§ **Objective**:
Write out all of the records precisely. Skip anything that is a picture.

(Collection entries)
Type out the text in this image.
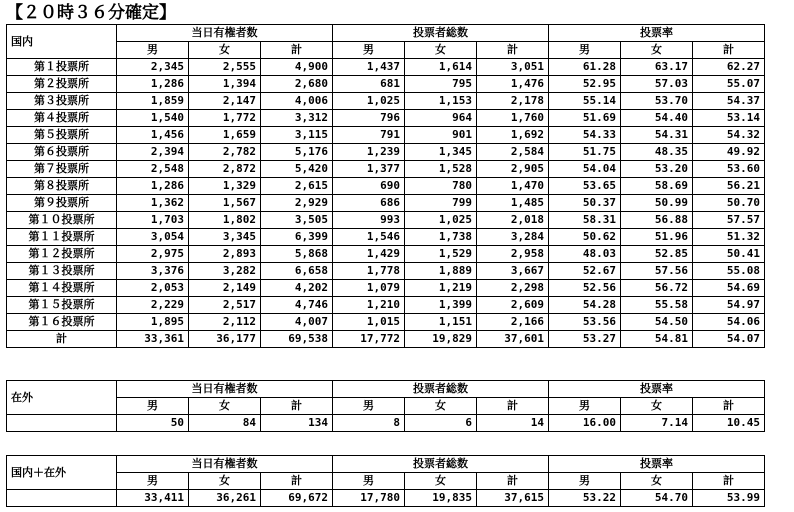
【２０時３６分確定】
国内	当日有権者数			投票者総数			投票率		
	男	女	計	男	女	計	男	女	計
第１投票所	2,345	2,555	4,900	1,437	1,614	3,051	61.28	63.17	62.27
第２投票所	1,286	1,394	2,680	681	795	1,476	52.95	57.03	55.07
第３投票所	1,859	2,147	4,006	1,025	1,153	2,178	55.14	53.70	54.37
第４投票所	1,540	1,772	3,312	796	964	1,760	51.69	54.40	53.14
第５投票所	1,456	1,659	3,115	791	901	1,692	54.33	54.31	54.32
第６投票所	2,394	2,782	5,176	1,239	1,345	2,584	51.75	48.35	49.92
第７投票所	2,548	2,872	5,420	1,377	1,528	2,905	54.04	53.20	53.60
第８投票所	1,286	1,329	2,615	690	780	1,470	53.65	58.69	56.21
第９投票所	1,362	1,567	2,929	686	799	1,485	50.37	50.99	50.70
第１０投票所	1,703	1,802	3,505	993	1,025	2,018	58.31	56.88	57.57
第１１投票所	3,054	3,345	6,399	1,546	1,738	3,284	50.62	51.96	51.32
第１２投票所	2,975	2,893	5,868	1,429	1,529	2,958	48.03	52.85	50.41
第１３投票所	3,376	3,282	6,658	1,778	1,889	3,667	52.67	57.56	55.08
第１４投票所	2,053	2,149	4,202	1,079	1,219	2,298	52.56	56.72	54.69
第１５投票所	2,229	2,517	4,746	1,210	1,399	2,609	54.28	55.58	54.97
第１６投票所	1,895	2,112	4,007	1,015	1,151	2,166	53.56	54.50	54.06
計	33,361	36,177	69,538	17,772	19,829	37,601	53.27	54.81	54.07
在外	当日有権者数			投票者総数			投票率		
	男	女	計	男	女	計	男	女	計
	50	84	134	8	6	14	16.00	7.14	10.45
国内＋在外	当日有権者数			投票者総数			投票率		
	男	女	計	男	女	計	男	女	計
	33,411	36,261	69,672	17,780	19,835	37,615	53.22	54.70	53.99
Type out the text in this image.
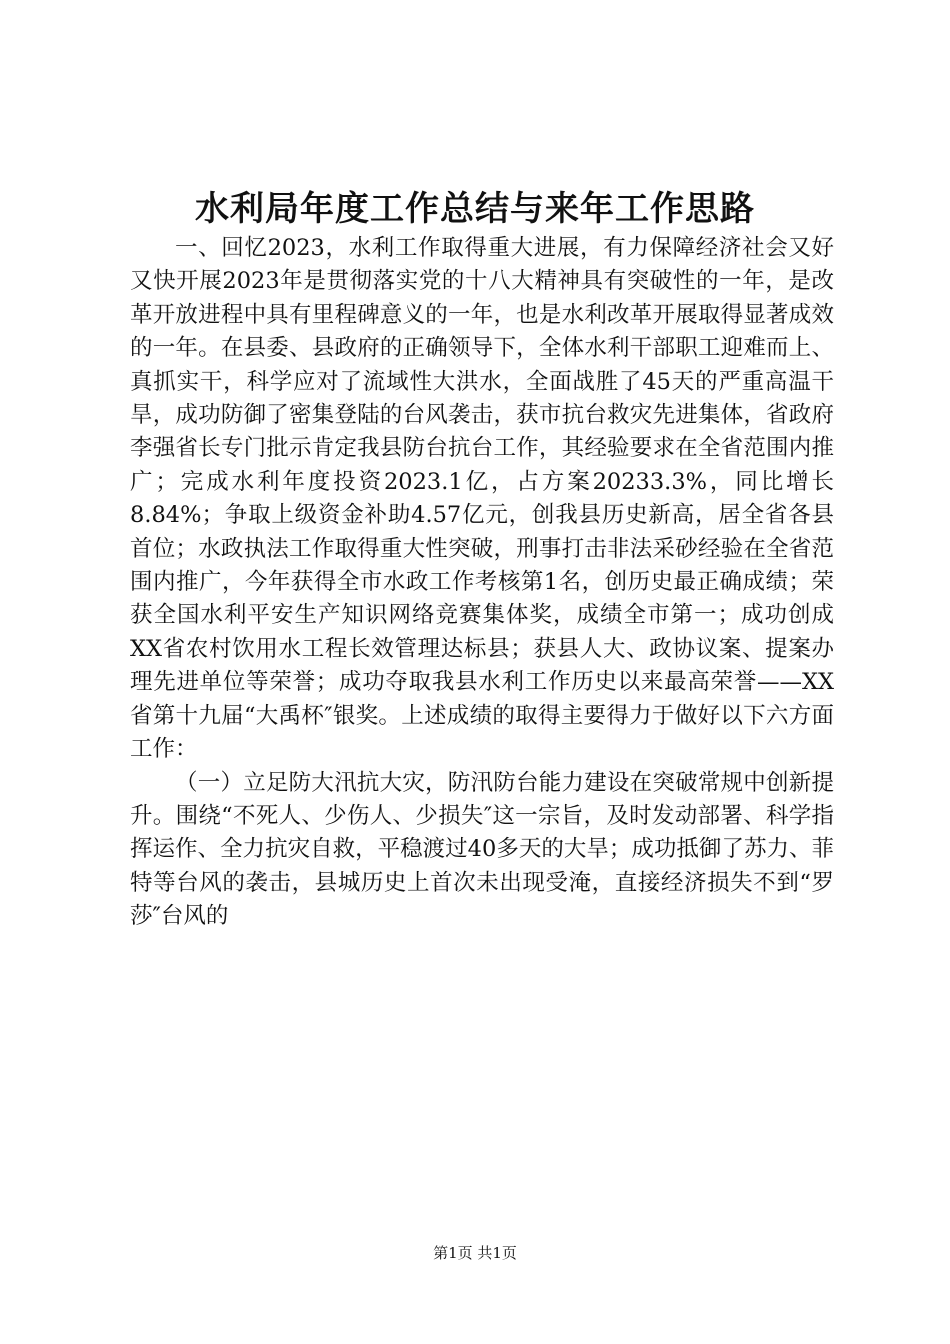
水利局年度工作总结与来年工作思路

一、回忆2023，水利工作取得重大进展，有力保障经济社会又好又快开展2023年是贯彻落实党的十八大精神具有突破性的一年，是改革开放进程中具有里程碑意义的一年，也是水利改革开展取得显著成效的一年。在县委、县政府的正确领导下，全体水利干部职工迎难而上、真抓实干，科学应对了流域性大洪水，全面战胜了45天的严重高温干旱，成功防御了密集登陆的台风袭击，获市抗台救灾先进集体，省政府李强省长专门批示肯定我县防台抗台工作，其经验要求在全省范围内推广；完成水利年度投资2023.1亿，占方案20233.3%，同比增长8.84%；争取上级资金补助4.57亿元，创我县历史新高，居全省各县首位；水政执法工作取得重大性突破，刑事打击非法采砂经验在全省范围内推广，今年获得全市水政工作考核第1名，创历史最正确成绩；荣获全国水利平安生产知识网络竞赛集体奖，成绩全市第一；成功创成XX省农村饮用水工程长效管理达标县；获县人大、政协议案、提案办理先进单位等荣誉；成功夺取我县水利工作历史以来最高荣誉——XX省第十九届“大禹杯″银奖。上述成绩的取得主要得力于做好以下六方面工作：

（一）立足防大汛抗大灾，防汛防台能力建设在突破常规中创新提升。围绕“不死人、少伤人、少损失″这一宗旨，及时发动部署、科学指挥运作、全力抗灾自救，平稳渡过40多天的大旱；成功抵御了苏力、菲特等台风的袭击，县城历史上首次未出现受淹，直接经济损失不到“罗莎″台风的

第1页 共1页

§ **Answer to the problem**:
Type out the text in this image.
【２０時３６分確定】
国内	当日有権者数			投票者総数			投票率		
	男	女	計	男	女	計	男	女	計
第１投票所	2,345	2,555	4,900	1,437	1,614	3,051	61.28	63.17	62.27
第２投票所	1,286	1,394	2,680	681	795	1,476	52.95	57.03	55.07
第３投票所	1,859	2,147	4,006	1,025	1,153	2,178	55.14	53.70	54.37
第４投票所	1,540	1,772	3,312	796	964	1,760	51.69	54.40	53.14
第５投票所	1,456	1,659	3,115	791	901	1,692	54.33	54.31	54.32
第６投票所	2,394	2,782	5,176	1,239	1,345	2,584	51.75	48.35	49.92
第７投票所	2,548	2,872	5,420	1,377	1,528	2,905	54.04	53.20	53.60
第８投票所	1,286	1,329	2,615	690	780	1,470	53.65	58.69	56.21
第９投票所	1,362	1,567	2,929	686	799	1,485	50.37	50.99	50.70
第１０投票所	1,703	1,802	3,505	993	1,025	2,018	58.31	56.88	57.57
第１１投票所	3,054	3,345	6,399	1,546	1,738	3,284	50.62	51.96	51.32
第１２投票所	2,975	2,893	5,868	1,429	1,529	2,958	48.03	52.85	50.41
第１３投票所	3,376	3,282	6,658	1,778	1,889	3,667	52.67	57.56	55.08
第１４投票所	2,053	2,149	4,202	1,079	1,219	2,298	52.56	56.72	54.69
第１５投票所	2,229	2,517	4,746	1,210	1,399	2,609	54.28	55.58	54.97
第１６投票所	1,895	2,112	4,007	1,015	1,151	2,166	53.56	54.50	54.06
計	33,361	36,177	69,538	17,772	19,829	37,601	53.27	54.81	54.07
在外	当日有権者数			投票者総数			投票率		
	男	女	計	男	女	計	男	女	計
	50	84	134	8	6	14	16.00	7.14	10.45
国内＋在外	当日有権者数			投票者総数			投票率		
	男	女	計	男	女	計	男	女	計
	33,411	36,261	69,672	17,780	19,835	37,615	53.22	54.70	53.99
Type out the text in this image.
水利局年度工作总结与来年工作思路

一、回忆2023，水利工作取得重大进展，有力保障经济社会又好又快开展2023年是贯彻落实党的十八大精神具有突破性的一年，是改革开放进程中具有里程碑意义的一年，也是水利改革开展取得显著成效的一年。在县委、县政府的正确领导下，全体水利干部职工迎难而上、真抓实干，科学应对了流域性大洪水，全面战胜了45天的严重高温干旱，成功防御了密集登陆的台风袭击，获市抗台救灾先进集体，省政府李强省长专门批示肯定我县防台抗台工作，其经验要求在全省范围内推广；完成水利年度投资2023.1亿，占方案20233.3%，同比增长8.84%；争取上级资金补助4.57亿元，创我县历史新高，居全省各县首位；水政执法工作取得重大性突破，刑事打击非法采砂经验在全省范围内推广，今年获得全市水政工作考核第1名，创历史最正确成绩；荣获全国水利平安生产知识网络竞赛集体奖，成绩全市第一；成功创成XX省农村饮用水工程长效管理达标县；获县人大、政协议案、提案办理先进单位等荣誉；成功夺取我县水利工作历史以来最高荣誉——XX省第十九届“大禹杯″银奖。上述成绩的取得主要得力于做好以下六方面工作：

（一）立足防大汛抗大灾，防汛防台能力建设在突破常规中创新提升。围绕“不死人、少伤人、少损失″这一宗旨，及时发动部署、科学指挥运作、全力抗灾自救，平稳渡过40多天的大旱；成功抵御了苏力、菲特等台风的袭击，县城历史上首次未出现受淹，直接经济损失不到“罗莎″台风的

第1页 共1页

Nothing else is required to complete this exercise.